+++ The input

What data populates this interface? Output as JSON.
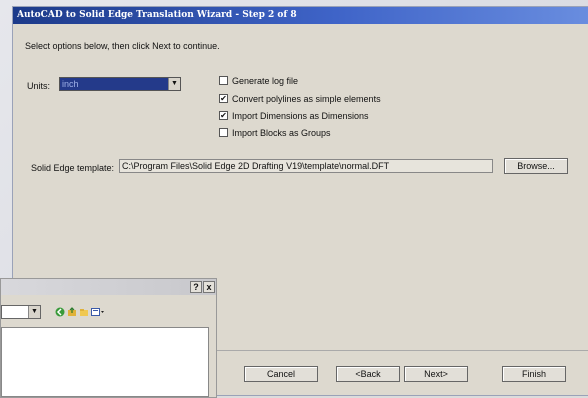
{
  "wizard": {
    "title": "AutoCAD to Solid Edge Translation Wizard - Step 2 of 8",
    "instruction": "Select options below, then click Next to continue.",
    "units": {
      "label": "Units:",
      "value": "inch"
    },
    "options": [
      {
        "label": "Generate log file",
        "checked": false
      },
      {
        "label": "Convert polylines as simple elements",
        "checked": true
      },
      {
        "label": "Import Dimensions as Dimensions",
        "checked": true
      },
      {
        "label": "Import Blocks as Groups",
        "checked": false
      }
    ],
    "template": {
      "label": "Solid Edge template:",
      "value": "C:\\Program Files\\Solid Edge 2D Drafting V19\\template\\normal.DFT",
      "browse_label": "Browse..."
    },
    "buttons": {
      "cancel": "Cancel",
      "back": "<Back",
      "next": "Next>",
      "finish": "Finish"
    }
  },
  "dialog": {
    "help": "?",
    "close": "x",
    "toolbar_icons": [
      "back-icon",
      "up-folder-icon",
      "new-folder-icon",
      "views-menu-icon"
    ]
  }
}
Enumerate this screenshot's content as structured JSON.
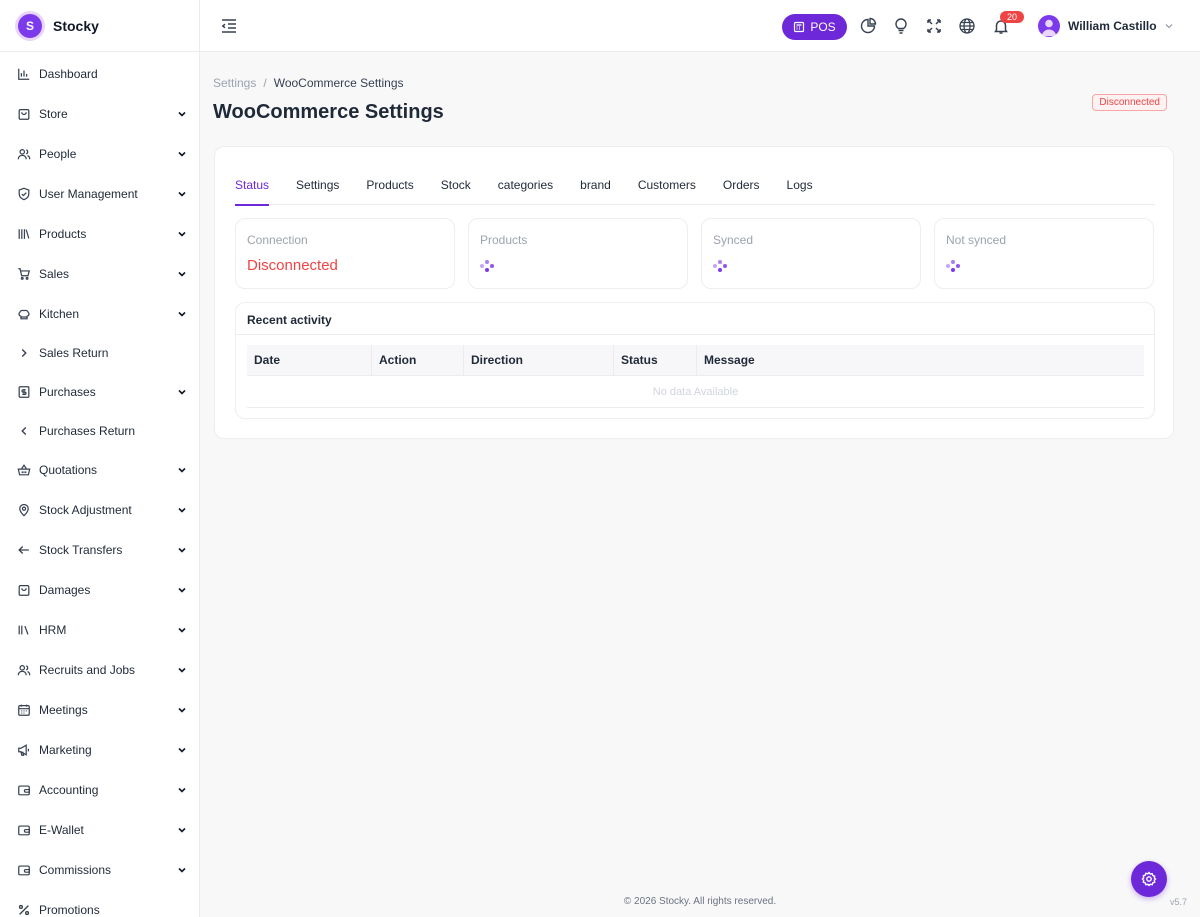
{
  "app": {
    "name": "Stocky",
    "logo_letter": "S"
  },
  "sidebar": {
    "items": [
      {
        "label": "Dashboard",
        "icon": "bar-chart-icon",
        "chevron": "none"
      },
      {
        "label": "Store",
        "icon": "store-bag-icon",
        "chevron": "down"
      },
      {
        "label": "People",
        "icon": "users-icon",
        "chevron": "down"
      },
      {
        "label": "User Management",
        "icon": "shield-check-icon",
        "chevron": "down"
      },
      {
        "label": "Products",
        "icon": "books-icon",
        "chevron": "down"
      },
      {
        "label": "Sales",
        "icon": "cart-icon",
        "chevron": "down"
      },
      {
        "label": "Kitchen",
        "icon": "chef-hat-icon",
        "chevron": "down"
      },
      {
        "label": "Sales Return",
        "icon": "chevron-right-icon",
        "chevron": "none"
      },
      {
        "label": "Purchases",
        "icon": "receipt-icon",
        "chevron": "down"
      },
      {
        "label": "Purchases Return",
        "icon": "chevron-left-icon",
        "chevron": "none"
      },
      {
        "label": "Quotations",
        "icon": "basket-icon",
        "chevron": "down"
      },
      {
        "label": "Stock Adjustment",
        "icon": "map-pin-icon",
        "chevron": "down"
      },
      {
        "label": "Stock Transfers",
        "icon": "arrow-left-icon",
        "chevron": "down"
      },
      {
        "label": "Damages",
        "icon": "box-icon",
        "chevron": "down"
      },
      {
        "label": "HRM",
        "icon": "library-icon",
        "chevron": "down"
      },
      {
        "label": "Recruits and Jobs",
        "icon": "users-icon",
        "chevron": "down"
      },
      {
        "label": "Meetings",
        "icon": "calendar-icon",
        "chevron": "down"
      },
      {
        "label": "Marketing",
        "icon": "megaphone-icon",
        "chevron": "down"
      },
      {
        "label": "Accounting",
        "icon": "wallet-icon",
        "chevron": "down"
      },
      {
        "label": "E-Wallet",
        "icon": "wallet-icon",
        "chevron": "down"
      },
      {
        "label": "Commissions",
        "icon": "wallet-icon",
        "chevron": "down"
      },
      {
        "label": "Promotions",
        "icon": "percent-icon",
        "chevron": "none"
      }
    ]
  },
  "topbar": {
    "pos_label": "POS",
    "notifications_count": "20",
    "user_name": "William Castillo"
  },
  "breadcrumb": {
    "parent": "Settings",
    "separator": "/",
    "current": "WooCommerce Settings"
  },
  "page": {
    "title": "WooCommerce Settings",
    "status_badge": "Disconnected"
  },
  "tabs": [
    "Status",
    "Settings",
    "Products",
    "Stock",
    "categories",
    "brand",
    "Customers",
    "Orders",
    "Logs"
  ],
  "active_tab": "Status",
  "stats": [
    {
      "label": "Connection",
      "value": "Disconnected"
    },
    {
      "label": "Products",
      "value": null
    },
    {
      "label": "Synced",
      "value": null
    },
    {
      "label": "Not synced",
      "value": null
    }
  ],
  "activity": {
    "title": "Recent activity",
    "columns": [
      "Date",
      "Action",
      "Direction",
      "Status",
      "Message"
    ],
    "empty_text": "No data Available"
  },
  "footer": {
    "copyright": "© 2026 Stocky. All rights reserved.",
    "version": "v5.7"
  },
  "colors": {
    "accent": "#6d28d9",
    "danger": "#ef4444"
  }
}
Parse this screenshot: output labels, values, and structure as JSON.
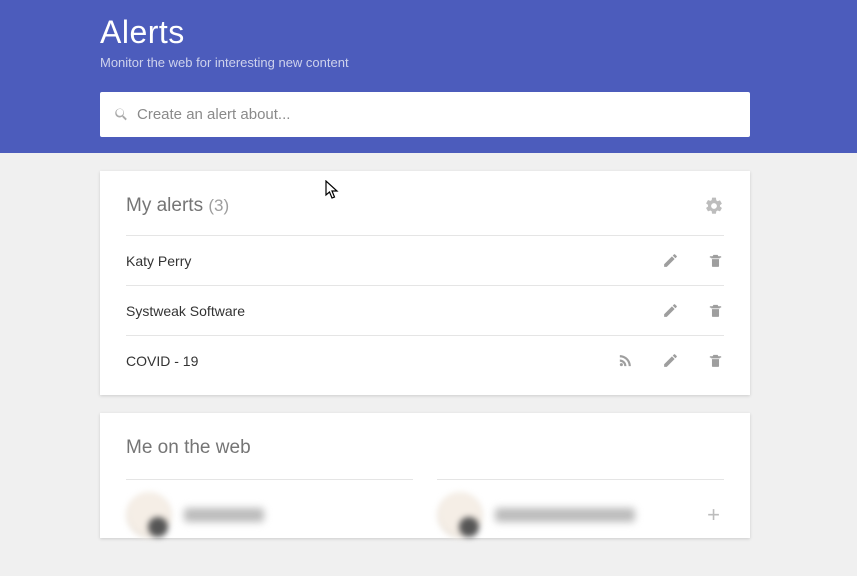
{
  "header": {
    "title": "Alerts",
    "subtitle": "Monitor the web for interesting new content"
  },
  "search": {
    "placeholder": "Create an alert about..."
  },
  "my_alerts": {
    "title": "My alerts",
    "count": "(3)",
    "items": [
      {
        "name": "Katy Perry",
        "has_rss": false
      },
      {
        "name": "Systweak Software",
        "has_rss": false
      },
      {
        "name": "COVID - 19",
        "has_rss": true
      }
    ]
  },
  "web": {
    "title": "Me on the web"
  }
}
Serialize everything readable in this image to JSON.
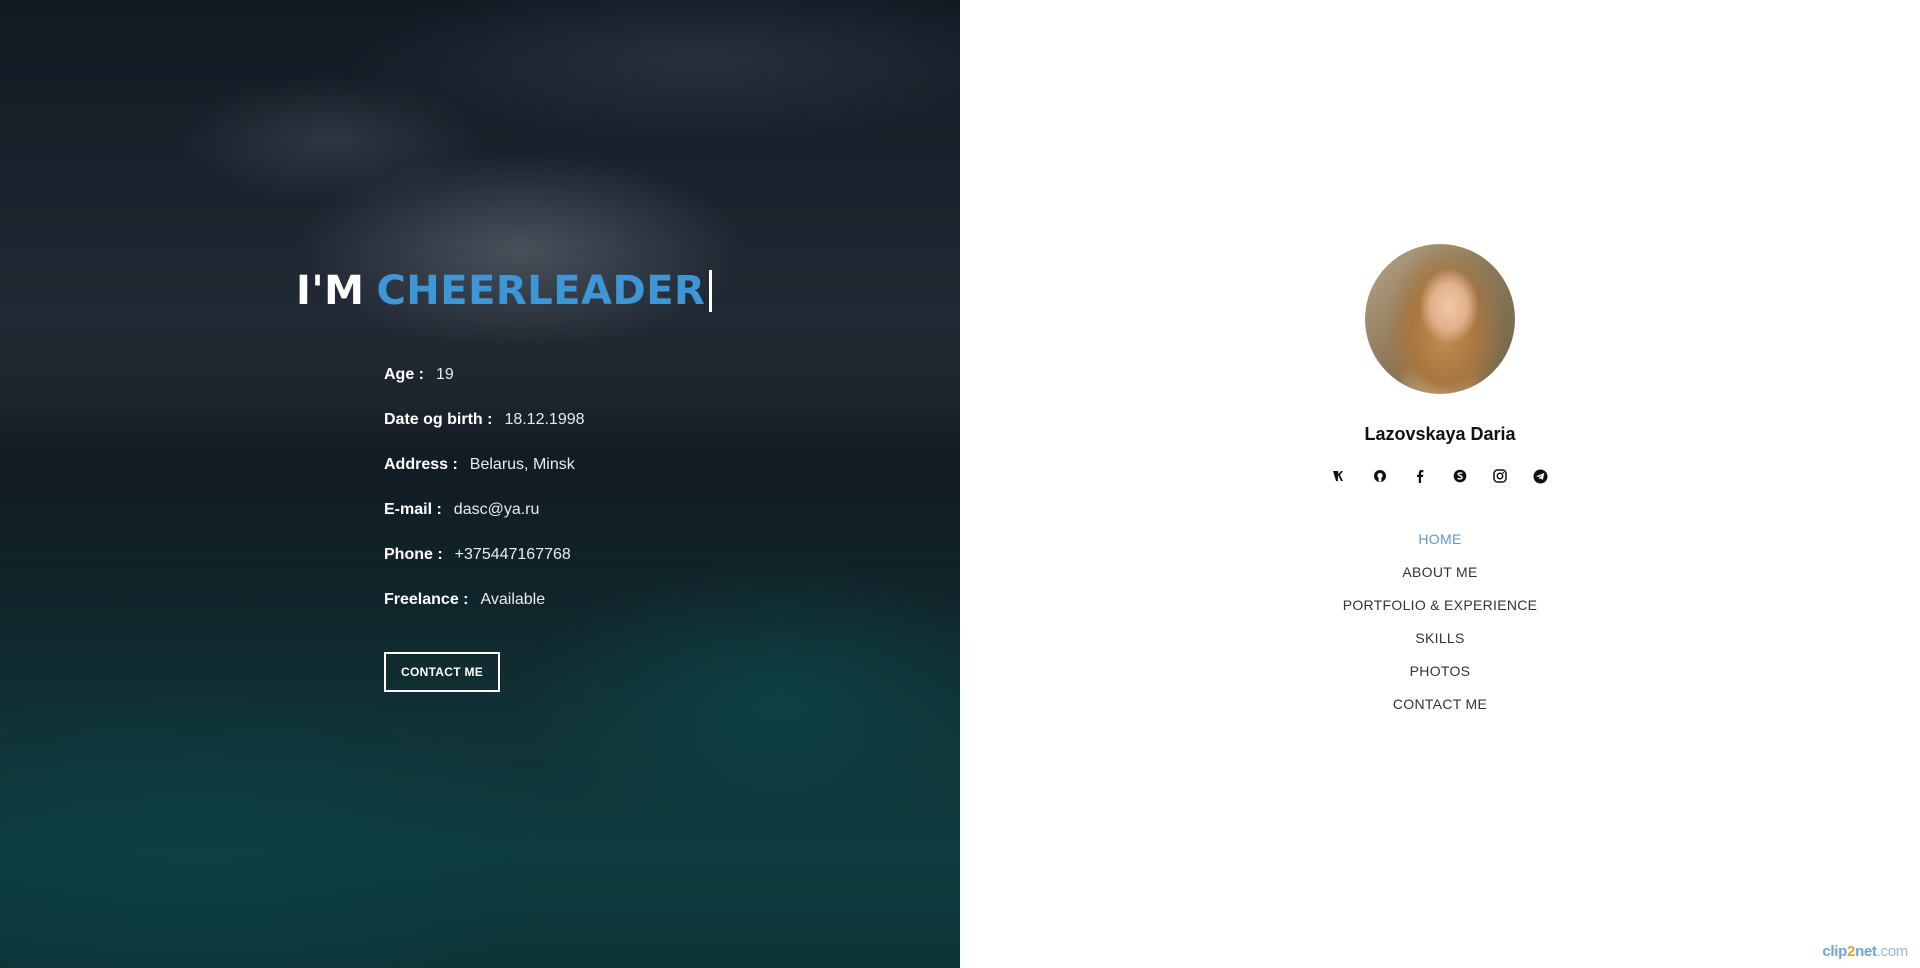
{
  "hero": {
    "headline_prefix": "I'M",
    "headline_role": "CHEERLEADER",
    "info": [
      {
        "label": "Age :",
        "value": "19"
      },
      {
        "label": "Date og birth :",
        "value": "18.12.1998"
      },
      {
        "label": "Address :",
        "value": "Belarus, Minsk"
      },
      {
        "label": "E-mail :",
        "value": "dasc@ya.ru"
      },
      {
        "label": "Phone :",
        "value": "+375447167768"
      },
      {
        "label": "Freelance :",
        "value": "Available"
      }
    ],
    "contact_button": "CONTACT ME"
  },
  "sidebar": {
    "name": "Lazovskaya Daria",
    "socials": [
      {
        "icon": "vk-icon",
        "glyph": "vk"
      },
      {
        "icon": "github-icon",
        "glyph": "gh"
      },
      {
        "icon": "facebook-icon",
        "glyph": "f"
      },
      {
        "icon": "skype-icon",
        "glyph": "S"
      },
      {
        "icon": "instagram-icon",
        "glyph": "ig"
      },
      {
        "icon": "telegram-icon",
        "glyph": "tg"
      }
    ],
    "nav": [
      {
        "label": "HOME",
        "active": true
      },
      {
        "label": "ABOUT ME",
        "active": false
      },
      {
        "label": "PORTFOLIO & EXPERIENCE",
        "active": false
      },
      {
        "label": "SKILLS",
        "active": false
      },
      {
        "label": "PHOTOS",
        "active": false
      },
      {
        "label": "CONTACT ME",
        "active": false
      }
    ]
  },
  "watermark": {
    "part1": "clip",
    "part2": "2",
    "part3": "net",
    "part4": ".com"
  },
  "colors": {
    "accent": "#3f96d6",
    "nav_active": "#5b9bd5"
  }
}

++++++

All entries must be written out again exactly as given, with no pictures in the copy.

* **Response to the exercise**
What data populates this interface? Output as JSON.
{
  "wizard": {
    "title": "AutoCAD to Solid Edge Translation Wizard - Step 2 of 8",
    "instruction": "Select options below, then click Next to continue.",
    "units": {
      "label": "Units:",
      "value": "inch"
    },
    "options": [
      {
        "label": "Generate log file",
        "checked": false
      },
      {
        "label": "Convert polylines as simple elements",
        "checked": true
      },
      {
        "label": "Import Dimensions as Dimensions",
        "checked": true
      },
      {
        "label": "Import Blocks as Groups",
        "checked": false
      }
    ],
    "template": {
      "label": "Solid Edge template:",
      "value": "C:\\Program Files\\Solid Edge 2D Drafting V19\\template\\normal.DFT",
      "browse_label": "Browse..."
    },
    "buttons": {
      "cancel": "Cancel",
      "back": "<Back",
      "next": "Next>",
      "finish": "Finish"
    }
  },
  "dialog": {
    "help": "?",
    "close": "x",
    "toolbar_icons": [
      "back-icon",
      "up-folder-icon",
      "new-folder-icon",
      "views-menu-icon"
    ]
  }
}
Enumerate this screenshot's content as structured JSON.
{
  "app": {
    "name": "Stocky",
    "logo_letter": "S"
  },
  "sidebar": {
    "items": [
      {
        "label": "Dashboard",
        "icon": "bar-chart-icon",
        "chevron": "none"
      },
      {
        "label": "Store",
        "icon": "store-bag-icon",
        "chevron": "down"
      },
      {
        "label": "People",
        "icon": "users-icon",
        "chevron": "down"
      },
      {
        "label": "User Management",
        "icon": "shield-check-icon",
        "chevron": "down"
      },
      {
        "label": "Products",
        "icon": "books-icon",
        "chevron": "down"
      },
      {
        "label": "Sales",
        "icon": "cart-icon",
        "chevron": "down"
      },
      {
        "label": "Kitchen",
        "icon": "chef-hat-icon",
        "chevron": "down"
      },
      {
        "label": "Sales Return",
        "icon": "chevron-right-icon",
        "chevron": "none"
      },
      {
        "label": "Purchases",
        "icon": "receipt-icon",
        "chevron": "down"
      },
      {
        "label": "Purchases Return",
        "icon": "chevron-left-icon",
        "chevron": "none"
      },
      {
        "label": "Quotations",
        "icon": "basket-icon",
        "chevron": "down"
      },
      {
        "label": "Stock Adjustment",
        "icon": "map-pin-icon",
        "chevron": "down"
      },
      {
        "label": "Stock Transfers",
        "icon": "arrow-left-icon",
        "chevron": "down"
      },
      {
        "label": "Damages",
        "icon": "box-icon",
        "chevron": "down"
      },
      {
        "label": "HRM",
        "icon": "library-icon",
        "chevron": "down"
      },
      {
        "label": "Recruits and Jobs",
        "icon": "users-icon",
        "chevron": "down"
      },
      {
        "label": "Meetings",
        "icon": "calendar-icon",
        "chevron": "down"
      },
      {
        "label": "Marketing",
        "icon": "megaphone-icon",
        "chevron": "down"
      },
      {
        "label": "Accounting",
        "icon": "wallet-icon",
        "chevron": "down"
      },
      {
        "label": "E-Wallet",
        "icon": "wallet-icon",
        "chevron": "down"
      },
      {
        "label": "Commissions",
        "icon": "wallet-icon",
        "chevron": "down"
      },
      {
        "label": "Promotions",
        "icon": "percent-icon",
        "chevron": "none"
      }
    ]
  },
  "topbar": {
    "pos_label": "POS",
    "notifications_count": "20",
    "user_name": "William Castillo"
  },
  "breadcrumb": {
    "parent": "Settings",
    "separator": "/",
    "current": "WooCommerce Settings"
  },
  "page": {
    "title": "WooCommerce Settings",
    "status_badge": "Disconnected"
  },
  "tabs": [
    "Status",
    "Settings",
    "Products",
    "Stock",
    "categories",
    "brand",
    "Customers",
    "Orders",
    "Logs"
  ],
  "active_tab": "Status",
  "stats": [
    {
      "label": "Connection",
      "value": "Disconnected"
    },
    {
      "label": "Products",
      "value": null
    },
    {
      "label": "Synced",
      "value": null
    },
    {
      "label": "Not synced",
      "value": null
    }
  ],
  "activity": {
    "title": "Recent activity",
    "columns": [
      "Date",
      "Action",
      "Direction",
      "Status",
      "Message"
    ],
    "empty_text": "No data Available"
  },
  "footer": {
    "copyright": "© 2026 Stocky. All rights reserved.",
    "version": "v5.7"
  },
  "colors": {
    "accent": "#6d28d9",
    "danger": "#ef4444"
  }
}
Parse this screenshot: output labels, values, and structure as JSON.
{
  "header": {
    "title": "Alerts",
    "subtitle": "Monitor the web for interesting new content"
  },
  "search": {
    "placeholder": "Create an alert about..."
  },
  "my_alerts": {
    "title": "My alerts",
    "count": "(3)",
    "items": [
      {
        "name": "Katy Perry",
        "has_rss": false
      },
      {
        "name": "Systweak Software",
        "has_rss": false
      },
      {
        "name": "COVID - 19",
        "has_rss": true
      }
    ]
  },
  "web": {
    "title": "Me on the web"
  }
}
Serialize everything readable in this image to JSON.
{
  "hero": {
    "headline_prefix": "I'M",
    "headline_role": "CHEERLEADER",
    "info": [
      {
        "label": "Age :",
        "value": "19"
      },
      {
        "label": "Date og birth :",
        "value": "18.12.1998"
      },
      {
        "label": "Address :",
        "value": "Belarus, Minsk"
      },
      {
        "label": "E-mail :",
        "value": "dasc@ya.ru"
      },
      {
        "label": "Phone :",
        "value": "+375447167768"
      },
      {
        "label": "Freelance :",
        "value": "Available"
      }
    ],
    "contact_button": "CONTACT ME"
  },
  "sidebar": {
    "name": "Lazovskaya Daria",
    "socials": [
      {
        "icon": "vk-icon",
        "glyph": "vk"
      },
      {
        "icon": "github-icon",
        "glyph": "gh"
      },
      {
        "icon": "facebook-icon",
        "glyph": "f"
      },
      {
        "icon": "skype-icon",
        "glyph": "S"
      },
      {
        "icon": "instagram-icon",
        "glyph": "ig"
      },
      {
        "icon": "telegram-icon",
        "glyph": "tg"
      }
    ],
    "nav": [
      {
        "label": "HOME",
        "active": true
      },
      {
        "label": "ABOUT ME",
        "active": false
      },
      {
        "label": "PORTFOLIO & EXPERIENCE",
        "active": false
      },
      {
        "label": "SKILLS",
        "active": false
      },
      {
        "label": "PHOTOS",
        "active": false
      },
      {
        "label": "CONTACT ME",
        "active": false
      }
    ]
  },
  "watermark": {
    "part1": "clip",
    "part2": "2",
    "part3": "net",
    "part4": ".com"
  },
  "colors": {
    "accent": "#3f96d6",
    "nav_active": "#5b9bd5"
  }
}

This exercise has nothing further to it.